Type out every line below exactly as it reads.
-------------------------
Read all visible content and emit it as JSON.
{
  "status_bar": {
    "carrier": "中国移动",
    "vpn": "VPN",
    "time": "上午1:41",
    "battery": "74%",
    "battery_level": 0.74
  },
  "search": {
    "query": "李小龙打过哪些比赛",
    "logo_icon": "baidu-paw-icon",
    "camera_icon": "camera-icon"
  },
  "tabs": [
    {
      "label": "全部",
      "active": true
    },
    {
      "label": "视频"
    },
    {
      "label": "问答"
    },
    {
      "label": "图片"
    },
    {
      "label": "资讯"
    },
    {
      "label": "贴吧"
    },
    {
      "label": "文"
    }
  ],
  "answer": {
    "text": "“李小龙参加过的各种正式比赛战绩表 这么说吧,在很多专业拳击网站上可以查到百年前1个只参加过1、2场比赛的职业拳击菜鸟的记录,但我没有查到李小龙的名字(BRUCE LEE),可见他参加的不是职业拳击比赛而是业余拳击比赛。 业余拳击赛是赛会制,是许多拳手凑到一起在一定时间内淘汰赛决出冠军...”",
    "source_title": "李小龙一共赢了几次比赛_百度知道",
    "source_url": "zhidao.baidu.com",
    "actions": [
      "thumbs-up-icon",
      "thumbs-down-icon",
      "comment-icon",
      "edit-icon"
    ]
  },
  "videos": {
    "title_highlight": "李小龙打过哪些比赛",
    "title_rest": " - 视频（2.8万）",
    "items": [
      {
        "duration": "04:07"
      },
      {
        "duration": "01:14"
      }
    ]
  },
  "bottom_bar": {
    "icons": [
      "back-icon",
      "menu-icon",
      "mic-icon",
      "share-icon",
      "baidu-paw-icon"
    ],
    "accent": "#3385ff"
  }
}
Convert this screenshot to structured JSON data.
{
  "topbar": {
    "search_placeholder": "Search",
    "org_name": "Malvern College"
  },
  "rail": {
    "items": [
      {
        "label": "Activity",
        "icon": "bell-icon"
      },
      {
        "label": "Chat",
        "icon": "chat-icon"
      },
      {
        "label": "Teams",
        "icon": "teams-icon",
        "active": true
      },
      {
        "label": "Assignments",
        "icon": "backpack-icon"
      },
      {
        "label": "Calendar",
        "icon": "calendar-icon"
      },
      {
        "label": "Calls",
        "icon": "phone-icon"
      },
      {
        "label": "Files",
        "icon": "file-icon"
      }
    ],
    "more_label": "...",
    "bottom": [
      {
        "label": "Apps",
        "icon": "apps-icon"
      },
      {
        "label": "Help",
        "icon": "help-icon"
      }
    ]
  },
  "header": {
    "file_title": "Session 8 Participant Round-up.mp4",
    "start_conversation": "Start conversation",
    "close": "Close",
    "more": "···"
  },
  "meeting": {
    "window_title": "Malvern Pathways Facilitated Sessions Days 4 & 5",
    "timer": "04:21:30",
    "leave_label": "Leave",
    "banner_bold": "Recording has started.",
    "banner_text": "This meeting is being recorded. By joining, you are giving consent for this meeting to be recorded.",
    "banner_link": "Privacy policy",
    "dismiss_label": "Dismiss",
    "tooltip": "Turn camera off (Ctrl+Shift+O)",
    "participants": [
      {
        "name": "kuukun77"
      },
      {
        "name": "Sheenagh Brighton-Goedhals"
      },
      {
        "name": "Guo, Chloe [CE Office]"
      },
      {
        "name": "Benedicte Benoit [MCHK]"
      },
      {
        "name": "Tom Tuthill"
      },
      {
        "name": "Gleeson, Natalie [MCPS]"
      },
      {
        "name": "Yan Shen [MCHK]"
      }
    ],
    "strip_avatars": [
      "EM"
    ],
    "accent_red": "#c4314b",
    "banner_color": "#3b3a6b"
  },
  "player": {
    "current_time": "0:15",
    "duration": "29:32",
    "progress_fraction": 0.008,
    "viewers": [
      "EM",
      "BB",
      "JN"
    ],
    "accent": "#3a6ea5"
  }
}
-------------------------
*SOLVED EXERCISE*
Read all visible content and emit it as JSON.
{
  "status_bar": {
    "carrier": "中国移动",
    "vpn": "VPN",
    "time": "上午1:41",
    "battery": "74%",
    "battery_level": 0.74
  },
  "search": {
    "query": "李小龙打过哪些比赛",
    "logo_icon": "baidu-paw-icon",
    "camera_icon": "camera-icon"
  },
  "tabs": [
    {
      "label": "全部",
      "active": true
    },
    {
      "label": "视频"
    },
    {
      "label": "问答"
    },
    {
      "label": "图片"
    },
    {
      "label": "资讯"
    },
    {
      "label": "贴吧"
    },
    {
      "label": "文"
    }
  ],
  "answer": {
    "text": "“李小龙参加过的各种正式比赛战绩表 这么说吧,在很多专业拳击网站上可以查到百年前1个只参加过1、2场比赛的职业拳击菜鸟的记录,但我没有查到李小龙的名字(BRUCE LEE),可见他参加的不是职业拳击比赛而是业余拳击比赛。 业余拳击赛是赛会制,是许多拳手凑到一起在一定时间内淘汰赛决出冠军...”",
    "source_title": "李小龙一共赢了几次比赛_百度知道",
    "source_url": "zhidao.baidu.com",
    "actions": [
      "thumbs-up-icon",
      "thumbs-down-icon",
      "comment-icon",
      "edit-icon"
    ]
  },
  "videos": {
    "title_highlight": "李小龙打过哪些比赛",
    "title_rest": " - 视频（2.8万）",
    "items": [
      {
        "duration": "04:07"
      },
      {
        "duration": "01:14"
      }
    ]
  },
  "bottom_bar": {
    "icons": [
      "back-icon",
      "menu-icon",
      "mic-icon",
      "share-icon",
      "baidu-paw-icon"
    ],
    "accent": "#3385ff"
  }
}
Convert this screenshot to structured JSON data.
{
  "topbar": {
    "search_placeholder": "Search",
    "org_name": "Malvern College"
  },
  "rail": {
    "items": [
      {
        "label": "Activity",
        "icon": "bell-icon"
      },
      {
        "label": "Chat",
        "icon": "chat-icon"
      },
      {
        "label": "Teams",
        "icon": "teams-icon",
        "active": true
      },
      {
        "label": "Assignments",
        "icon": "backpack-icon"
      },
      {
        "label": "Calendar",
        "icon": "calendar-icon"
      },
      {
        "label": "Calls",
        "icon": "phone-icon"
      },
      {
        "label": "Files",
        "icon": "file-icon"
      }
    ],
    "more_label": "...",
    "bottom": [
      {
        "label": "Apps",
        "icon": "apps-icon"
      },
      {
        "label": "Help",
        "icon": "help-icon"
      }
    ]
  },
  "header": {
    "file_title": "Session 8 Participant Round-up.mp4",
    "start_conversation": "Start conversation",
    "close": "Close",
    "more": "···"
  },
  "meeting": {
    "window_title": "Malvern Pathways Facilitated Sessions Days 4 & 5",
    "timer": "04:21:30",
    "leave_label": "Leave",
    "banner_bold": "Recording has started.",
    "banner_text": "This meeting is being recorded. By joining, you are giving consent for this meeting to be recorded.",
    "banner_link": "Privacy policy",
    "dismiss_label": "Dismiss",
    "tooltip": "Turn camera off (Ctrl+Shift+O)",
    "participants": [
      {
        "name": "kuukun77"
      },
      {
        "name": "Sheenagh Brighton-Goedhals"
      },
      {
        "name": "Guo, Chloe [CE Office]"
      },
      {
        "name": "Benedicte Benoit [MCHK]"
      },
      {
        "name": "Tom Tuthill"
      },
      {
        "name": "Gleeson, Natalie [MCPS]"
      },
      {
        "name": "Yan Shen [MCHK]"
      }
    ],
    "strip_avatars": [
      "EM"
    ],
    "accent_red": "#c4314b",
    "banner_color": "#3b3a6b"
  },
  "player": {
    "current_time": "0:15",
    "duration": "29:32",
    "progress_fraction": 0.008,
    "viewers": [
      "EM",
      "BB",
      "JN"
    ],
    "accent": "#3a6ea5"
  }
}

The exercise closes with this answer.